**Set exercise:**
Pull out each line in the records below that contains the string "Reporting".

**Record set:**
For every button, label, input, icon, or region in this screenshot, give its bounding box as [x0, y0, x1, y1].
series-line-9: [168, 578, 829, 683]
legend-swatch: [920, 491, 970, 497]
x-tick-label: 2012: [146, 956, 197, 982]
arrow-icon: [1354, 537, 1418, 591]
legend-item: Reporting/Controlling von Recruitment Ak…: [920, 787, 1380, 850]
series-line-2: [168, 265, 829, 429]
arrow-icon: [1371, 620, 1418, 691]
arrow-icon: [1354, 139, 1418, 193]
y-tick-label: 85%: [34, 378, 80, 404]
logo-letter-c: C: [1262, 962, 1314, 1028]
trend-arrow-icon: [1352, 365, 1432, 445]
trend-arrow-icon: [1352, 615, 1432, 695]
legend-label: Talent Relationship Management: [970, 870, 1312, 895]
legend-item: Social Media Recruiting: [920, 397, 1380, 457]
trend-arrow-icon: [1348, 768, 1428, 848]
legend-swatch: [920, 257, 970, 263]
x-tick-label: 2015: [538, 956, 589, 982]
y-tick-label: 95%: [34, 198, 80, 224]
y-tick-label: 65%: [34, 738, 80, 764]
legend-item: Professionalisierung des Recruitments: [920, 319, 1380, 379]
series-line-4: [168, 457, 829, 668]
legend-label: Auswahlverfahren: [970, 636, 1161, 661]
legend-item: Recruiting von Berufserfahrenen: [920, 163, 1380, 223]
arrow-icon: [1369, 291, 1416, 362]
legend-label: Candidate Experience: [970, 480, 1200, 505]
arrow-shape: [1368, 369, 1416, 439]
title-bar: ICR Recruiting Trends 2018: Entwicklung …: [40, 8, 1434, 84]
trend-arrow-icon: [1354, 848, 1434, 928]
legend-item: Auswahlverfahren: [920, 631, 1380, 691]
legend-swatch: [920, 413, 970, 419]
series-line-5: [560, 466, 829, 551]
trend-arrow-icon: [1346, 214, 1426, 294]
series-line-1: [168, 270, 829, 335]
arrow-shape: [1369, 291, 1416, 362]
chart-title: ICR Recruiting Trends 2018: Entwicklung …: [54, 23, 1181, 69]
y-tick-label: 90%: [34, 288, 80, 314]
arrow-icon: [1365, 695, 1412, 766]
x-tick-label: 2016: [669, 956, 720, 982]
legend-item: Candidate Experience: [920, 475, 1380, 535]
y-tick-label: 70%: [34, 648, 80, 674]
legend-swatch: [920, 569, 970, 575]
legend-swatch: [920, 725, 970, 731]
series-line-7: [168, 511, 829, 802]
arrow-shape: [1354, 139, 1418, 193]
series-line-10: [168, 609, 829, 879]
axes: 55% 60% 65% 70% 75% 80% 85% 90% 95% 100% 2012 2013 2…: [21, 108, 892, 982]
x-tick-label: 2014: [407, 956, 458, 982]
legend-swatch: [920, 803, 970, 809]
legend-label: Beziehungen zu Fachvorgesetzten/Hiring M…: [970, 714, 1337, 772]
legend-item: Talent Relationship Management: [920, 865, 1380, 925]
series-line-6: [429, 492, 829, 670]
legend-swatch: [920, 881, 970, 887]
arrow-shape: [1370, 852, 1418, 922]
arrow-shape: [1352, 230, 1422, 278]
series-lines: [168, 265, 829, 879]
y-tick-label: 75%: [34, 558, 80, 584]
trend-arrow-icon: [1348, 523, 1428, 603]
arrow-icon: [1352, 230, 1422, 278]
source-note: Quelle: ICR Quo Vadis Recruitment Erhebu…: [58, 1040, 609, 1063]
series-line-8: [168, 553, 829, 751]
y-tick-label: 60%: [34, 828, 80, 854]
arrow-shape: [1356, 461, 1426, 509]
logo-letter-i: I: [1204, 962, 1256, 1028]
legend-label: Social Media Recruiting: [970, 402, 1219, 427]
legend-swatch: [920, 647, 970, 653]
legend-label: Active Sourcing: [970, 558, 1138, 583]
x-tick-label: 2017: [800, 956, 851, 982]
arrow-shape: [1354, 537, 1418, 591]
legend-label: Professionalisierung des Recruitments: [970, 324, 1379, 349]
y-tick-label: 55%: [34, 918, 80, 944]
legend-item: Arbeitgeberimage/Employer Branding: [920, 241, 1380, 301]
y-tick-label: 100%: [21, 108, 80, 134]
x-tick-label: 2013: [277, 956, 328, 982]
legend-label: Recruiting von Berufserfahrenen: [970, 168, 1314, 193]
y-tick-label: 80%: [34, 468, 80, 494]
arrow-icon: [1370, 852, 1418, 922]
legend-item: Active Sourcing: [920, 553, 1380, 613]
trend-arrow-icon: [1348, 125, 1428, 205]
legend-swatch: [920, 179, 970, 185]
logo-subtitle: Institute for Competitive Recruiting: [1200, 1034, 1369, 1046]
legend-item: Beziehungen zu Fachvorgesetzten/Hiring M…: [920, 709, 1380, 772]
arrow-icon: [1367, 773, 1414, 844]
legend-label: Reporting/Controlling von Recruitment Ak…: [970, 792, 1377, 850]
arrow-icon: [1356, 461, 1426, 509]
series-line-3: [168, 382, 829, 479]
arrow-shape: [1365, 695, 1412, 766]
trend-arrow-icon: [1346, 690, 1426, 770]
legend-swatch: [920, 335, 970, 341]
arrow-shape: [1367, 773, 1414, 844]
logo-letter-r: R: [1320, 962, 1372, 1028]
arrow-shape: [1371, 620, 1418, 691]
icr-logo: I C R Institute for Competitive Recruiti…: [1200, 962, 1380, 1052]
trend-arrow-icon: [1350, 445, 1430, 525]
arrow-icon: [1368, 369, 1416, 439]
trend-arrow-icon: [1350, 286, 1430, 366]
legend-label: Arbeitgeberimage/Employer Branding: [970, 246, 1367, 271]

**Solution:**
legend-item: Reporting/Controlling von Recruitment Ak…: [920, 787, 1380, 850]
legend-label: Reporting/Controlling von Recruitment Ak…: [970, 792, 1377, 850]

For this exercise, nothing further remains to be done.